**What the exercise asks**.
Wherever the string "ularning" occurs in a line of these records, report that line.

Data entries
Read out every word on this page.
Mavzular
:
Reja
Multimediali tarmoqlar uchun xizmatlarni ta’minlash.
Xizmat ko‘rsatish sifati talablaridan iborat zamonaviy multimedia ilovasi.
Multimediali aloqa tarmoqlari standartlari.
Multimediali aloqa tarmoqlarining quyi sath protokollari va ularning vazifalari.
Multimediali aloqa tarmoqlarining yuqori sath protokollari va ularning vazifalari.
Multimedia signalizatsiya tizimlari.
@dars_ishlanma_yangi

**Right answer**.
Multimediali aloqa tarmoqlarining quyi sath protokollari va ularning vazifalari.
Multimediali aloqa tarmoqlarining yuqori sath protokollari va ularning vazifalari.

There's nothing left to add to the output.